» **What is being asked**: Leave every picture out and write out the records below exactly.

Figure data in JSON
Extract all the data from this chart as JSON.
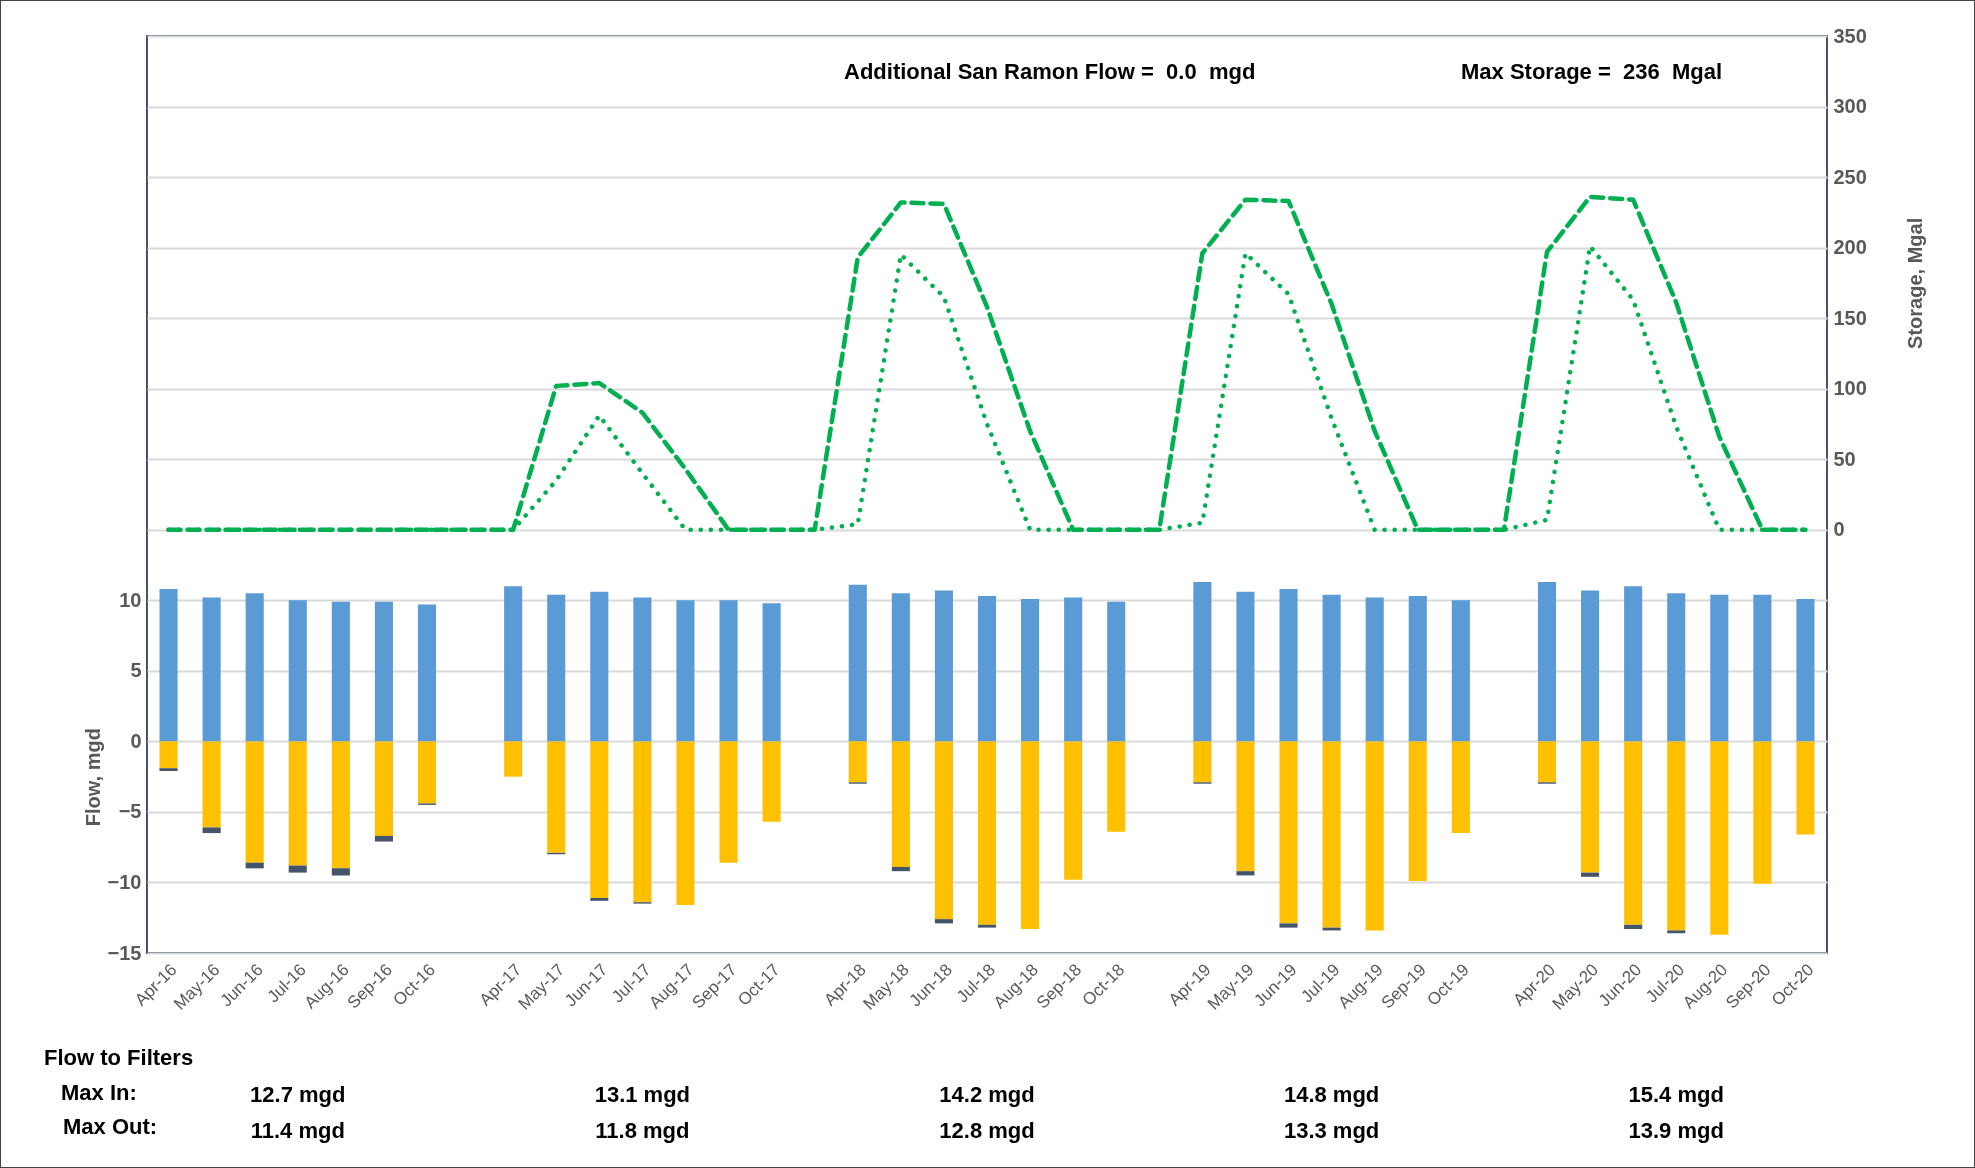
{
  "chart_data": {
    "type": "bar",
    "stacked": true,
    "grid": true,
    "xlabel": null,
    "ylabel": "Flow, mgd",
    "y2label": "Storage, Mgal",
    "categories": [
      "Apr-16",
      "May-16",
      "Jun-16",
      "Jul-16",
      "Aug-16",
      "Sep-16",
      "Oct-16",
      null,
      "Apr-17",
      "May-17",
      "Jun-17",
      "Jul-17",
      "Aug-17",
      "Sep-17",
      "Oct-17",
      null,
      "Apr-18",
      "May-18",
      "Jun-18",
      "Jul-18",
      "Aug-18",
      "Sep-18",
      "Oct-18",
      null,
      "Apr-19",
      "May-19",
      "Jun-19",
      "Jul-19",
      "Aug-19",
      "Sep-19",
      "Oct-19",
      null,
      "Apr-20",
      "May-20",
      "Jun-20",
      "Jul-20",
      "Aug-20",
      "Sep-20",
      "Oct-20"
    ],
    "ylim": [
      -15,
      50
    ],
    "yticks": [
      -15,
      -10,
      -5,
      0,
      5,
      10
    ],
    "y2lim": [
      -300,
      350
    ],
    "y2ticks": [
      0,
      50,
      100,
      150,
      200,
      250,
      300,
      350
    ],
    "marker": "none",
    "series": [
      {
        "color": "#5b9bd5",
        "values": [
          10.8,
          10.2,
          10.5,
          10.0,
          9.9,
          9.9,
          9.7,
          null,
          11.0,
          10.4,
          10.6,
          10.2,
          10.0,
          10.0,
          9.8,
          null,
          11.1,
          10.5,
          10.7,
          10.3,
          10.1,
          10.2,
          9.9,
          null,
          11.3,
          10.6,
          10.8,
          10.4,
          10.2,
          10.3,
          10.0,
          null,
          11.3,
          10.7,
          11.0,
          10.5,
          10.4,
          10.4,
          10.1
        ]
      },
      {
        "color": "#ffc000",
        "values": [
          -1.9,
          -6.1,
          -8.6,
          -8.8,
          -9.0,
          -6.7,
          -4.4,
          null,
          -2.5,
          -7.9,
          -11.1,
          -11.4,
          -11.6,
          -8.6,
          -5.7,
          null,
          -2.9,
          -8.9,
          -12.6,
          -13.0,
          -13.3,
          -9.8,
          -6.4,
          null,
          -2.9,
          -9.2,
          -12.9,
          -13.2,
          -13.4,
          -9.9,
          -6.5,
          null,
          -2.9,
          -9.3,
          -13.0,
          -13.4,
          -13.7,
          -10.1,
          -6.6
        ]
      },
      {
        "color": "#44546a",
        "values": [
          -0.2,
          -0.4,
          -0.4,
          -0.5,
          -0.5,
          -0.4,
          -0.1,
          null,
          null,
          -0.1,
          -0.2,
          -0.1,
          null,
          null,
          null,
          null,
          -0.1,
          -0.3,
          -0.3,
          -0.2,
          null,
          null,
          null,
          null,
          -0.1,
          -0.3,
          -0.3,
          -0.2,
          null,
          null,
          null,
          null,
          -0.1,
          -0.3,
          -0.3,
          -0.2,
          null,
          null,
          null
        ]
      },
      {
        "type": "line",
        "axis": "y2",
        "line_style": "dashed",
        "color": "#00b050",
        "values": [
          0,
          0,
          0,
          0,
          0,
          0,
          0,
          0,
          0,
          102,
          104,
          83,
          43,
          0,
          0,
          0,
          193,
          232,
          231,
          158,
          70,
          0,
          0,
          0,
          196,
          234,
          233,
          160,
          70,
          0,
          0,
          0,
          197,
          236,
          234,
          161,
          66,
          0,
          0
        ]
      },
      {
        "type": "line",
        "axis": "y2",
        "line_style": "dotted",
        "color": "#00b050",
        "values": [
          0,
          0,
          0,
          0,
          0,
          0,
          0,
          0,
          0,
          35,
          81,
          40,
          0,
          0,
          0,
          0,
          4,
          195,
          165,
          75,
          0,
          0,
          0,
          0,
          5,
          196,
          167,
          79,
          0,
          0,
          0,
          0,
          7,
          201,
          163,
          73,
          0,
          0,
          0
        ]
      }
    ],
    "annotations": [
      "Additional San Ramon Flow =  0.0  mgd",
      "Max Storage =  236  Mgal",
      "Flow to Filters",
      "Max In:",
      "Max Out:",
      "12.7 mgd",
      "13.1 mgd",
      "14.2 mgd",
      "14.8 mgd",
      "15.4 mgd",
      "11.4 mgd",
      "11.8 mgd",
      "12.8 mgd",
      "13.3 mgd",
      "13.9 mgd"
    ]
  }
}
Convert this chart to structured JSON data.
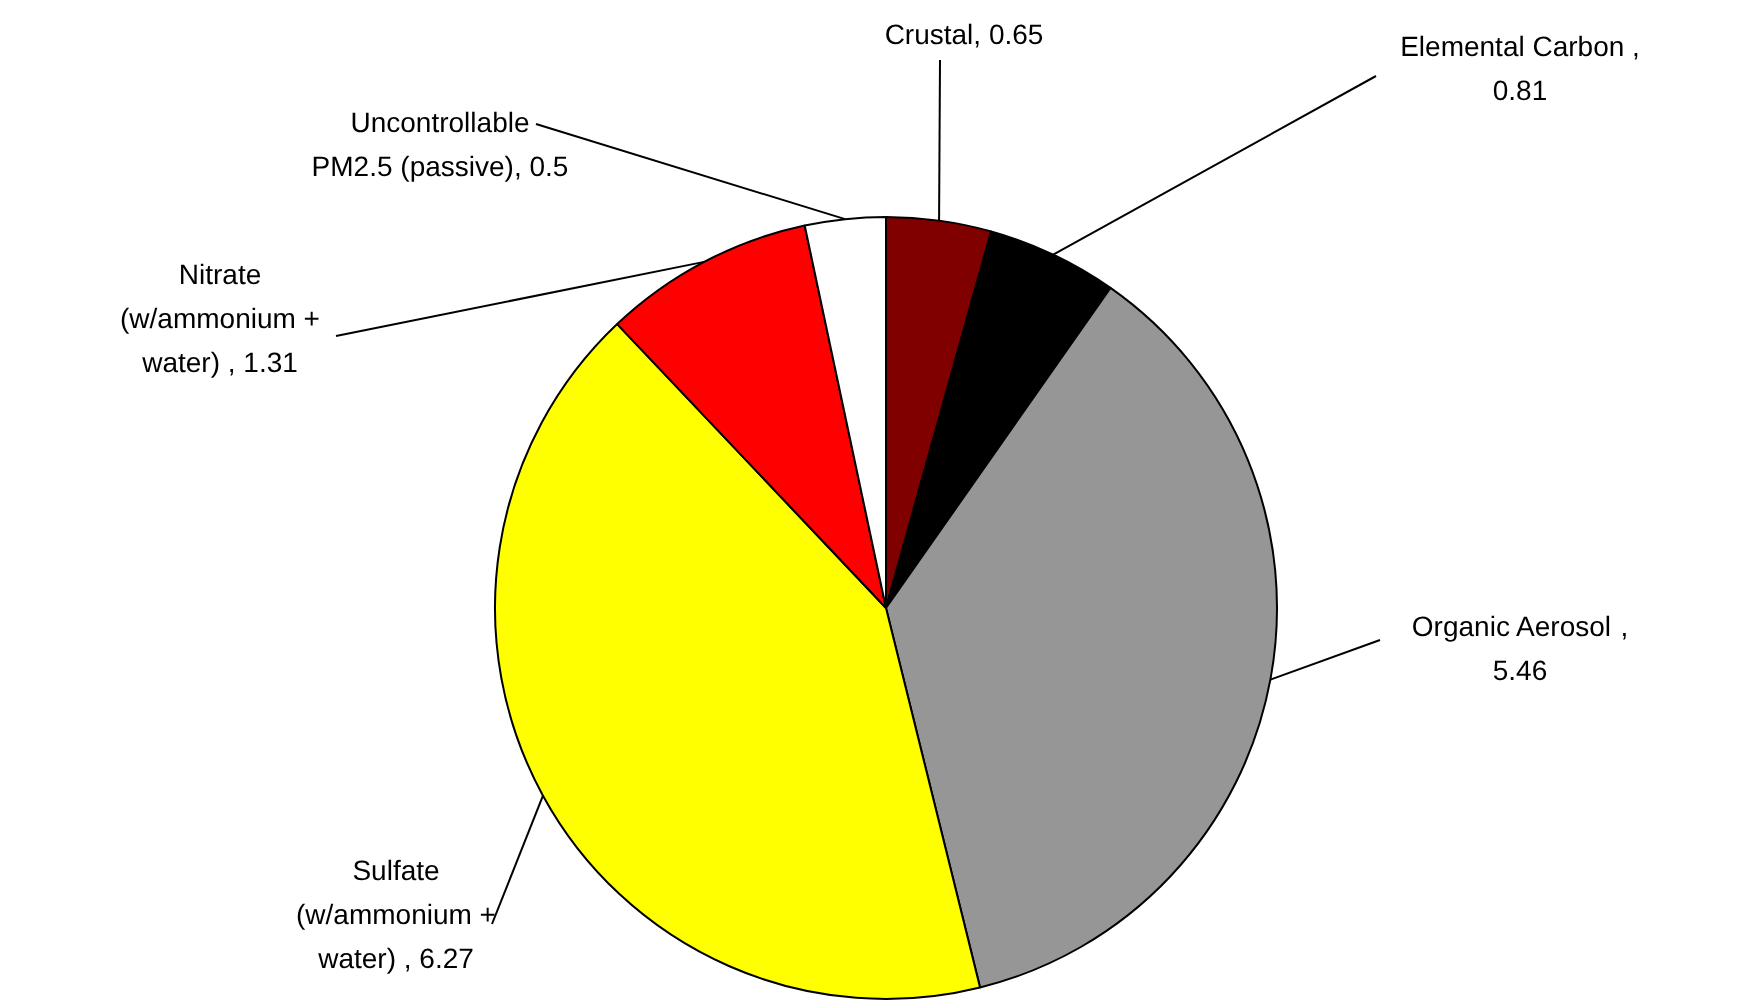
{
  "chart_data": {
    "type": "pie",
    "categories": [
      "Crustal",
      "Elemental Carbon ",
      "Organic Aerosol ",
      "Sulfate (w/ammonium + water) ",
      "Nitrate (w/ammonium + water) ",
      "Uncontrollable PM2.5 (passive)"
    ],
    "values": [
      0.65,
      0.81,
      5.46,
      6.27,
      1.31,
      0.5
    ],
    "colors": [
      "#800000",
      "#000000",
      "#969696",
      "#ffff00",
      "#ff0000",
      "#ffffff"
    ],
    "value_labels": [
      ", 0.65",
      ", 0.81",
      ", 5.46",
      ", 6.27",
      ", 1.31",
      ", 0.5"
    ],
    "legend": false
  }
}
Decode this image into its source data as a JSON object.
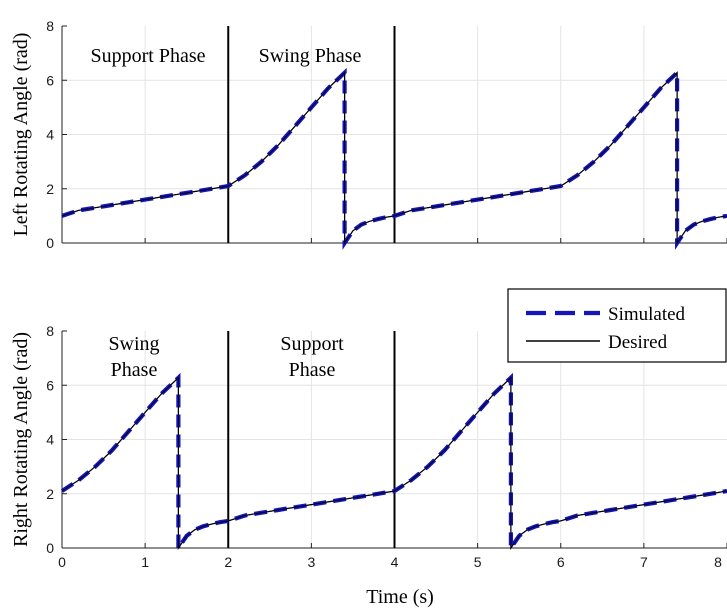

» **Full output**:
Extract all the data from this chart as JSON.
{
  "chart_data": {
    "type": "bar",
    "stacked": true,
    "grid": true,
    "xlabel": null,
    "ylabel": "Flow, mgd",
    "y2label": "Storage, Mgal",
    "categories": [
      "Apr-16",
      "May-16",
      "Jun-16",
      "Jul-16",
      "Aug-16",
      "Sep-16",
      "Oct-16",
      null,
      "Apr-17",
      "May-17",
      "Jun-17",
      "Jul-17",
      "Aug-17",
      "Sep-17",
      "Oct-17",
      null,
      "Apr-18",
      "May-18",
      "Jun-18",
      "Jul-18",
      "Aug-18",
      "Sep-18",
      "Oct-18",
      null,
      "Apr-19",
      "May-19",
      "Jun-19",
      "Jul-19",
      "Aug-19",
      "Sep-19",
      "Oct-19",
      null,
      "Apr-20",
      "May-20",
      "Jun-20",
      "Jul-20",
      "Aug-20",
      "Sep-20",
      "Oct-20"
    ],
    "ylim": [
      -15,
      50
    ],
    "yticks": [
      -15,
      -10,
      -5,
      0,
      5,
      10
    ],
    "y2lim": [
      -300,
      350
    ],
    "y2ticks": [
      0,
      50,
      100,
      150,
      200,
      250,
      300,
      350
    ],
    "marker": "none",
    "series": [
      {
        "color": "#5b9bd5",
        "values": [
          10.8,
          10.2,
          10.5,
          10.0,
          9.9,
          9.9,
          9.7,
          null,
          11.0,
          10.4,
          10.6,
          10.2,
          10.0,
          10.0,
          9.8,
          null,
          11.1,
          10.5,
          10.7,
          10.3,
          10.1,
          10.2,
          9.9,
          null,
          11.3,
          10.6,
          10.8,
          10.4,
          10.2,
          10.3,
          10.0,
          null,
          11.3,
          10.7,
          11.0,
          10.5,
          10.4,
          10.4,
          10.1
        ]
      },
      {
        "color": "#ffc000",
        "values": [
          -1.9,
          -6.1,
          -8.6,
          -8.8,
          -9.0,
          -6.7,
          -4.4,
          null,
          -2.5,
          -7.9,
          -11.1,
          -11.4,
          -11.6,
          -8.6,
          -5.7,
          null,
          -2.9,
          -8.9,
          -12.6,
          -13.0,
          -13.3,
          -9.8,
          -6.4,
          null,
          -2.9,
          -9.2,
          -12.9,
          -13.2,
          -13.4,
          -9.9,
          -6.5,
          null,
          -2.9,
          -9.3,
          -13.0,
          -13.4,
          -13.7,
          -10.1,
          -6.6
        ]
      },
      {
        "color": "#44546a",
        "values": [
          -0.2,
          -0.4,
          -0.4,
          -0.5,
          -0.5,
          -0.4,
          -0.1,
          null,
          null,
          -0.1,
          -0.2,
          -0.1,
          null,
          null,
          null,
          null,
          -0.1,
          -0.3,
          -0.3,
          -0.2,
          null,
          null,
          null,
          null,
          -0.1,
          -0.3,
          -0.3,
          -0.2,
          null,
          null,
          null,
          null,
          -0.1,
          -0.3,
          -0.3,
          -0.2,
          null,
          null,
          null
        ]
      },
      {
        "type": "line",
        "axis": "y2",
        "line_style": "dashed",
        "color": "#00b050",
        "values": [
          0,
          0,
          0,
          0,
          0,
          0,
          0,
          0,
          0,
          102,
          104,
          83,
          43,
          0,
          0,
          0,
          193,
          232,
          231,
          158,
          70,
          0,
          0,
          0,
          196,
          234,
          233,
          160,
          70,
          0,
          0,
          0,
          197,
          236,
          234,
          161,
          66,
          0,
          0
        ]
      },
      {
        "type": "line",
        "axis": "y2",
        "line_style": "dotted",
        "color": "#00b050",
        "values": [
          0,
          0,
          0,
          0,
          0,
          0,
          0,
          0,
          0,
          35,
          81,
          40,
          0,
          0,
          0,
          0,
          4,
          195,
          165,
          75,
          0,
          0,
          0,
          0,
          5,
          196,
          167,
          79,
          0,
          0,
          0,
          0,
          7,
          201,
          163,
          73,
          0,
          0,
          0
        ]
      }
    ],
    "annotations": [
      "Additional San Ramon Flow =  0.0  mgd",
      "Max Storage =  236  Mgal",
      "Flow to Filters",
      "Max In:",
      "Max Out:",
      "12.7 mgd",
      "13.1 mgd",
      "14.2 mgd",
      "14.8 mgd",
      "15.4 mgd",
      "11.4 mgd",
      "11.8 mgd",
      "12.8 mgd",
      "13.3 mgd",
      "13.9 mgd"
    ]
  }
}
Convert this chart to structured JSON data.
{
  "chart_data": {
    "type": "pie",
    "categories": [
      "Crustal",
      "Elemental Carbon ",
      "Organic Aerosol ",
      "Sulfate (w/ammonium + water) ",
      "Nitrate (w/ammonium + water) ",
      "Uncontrollable PM2.5 (passive)"
    ],
    "values": [
      0.65,
      0.81,
      5.46,
      6.27,
      1.31,
      0.5
    ],
    "colors": [
      "#800000",
      "#000000",
      "#969696",
      "#ffff00",
      "#ff0000",
      "#ffffff"
    ],
    "value_labels": [
      ", 0.65",
      ", 0.81",
      ", 5.46",
      ", 6.27",
      ", 1.31",
      ", 0.5"
    ],
    "legend": false
  }
}
Decode this image into its source data as a JSON object.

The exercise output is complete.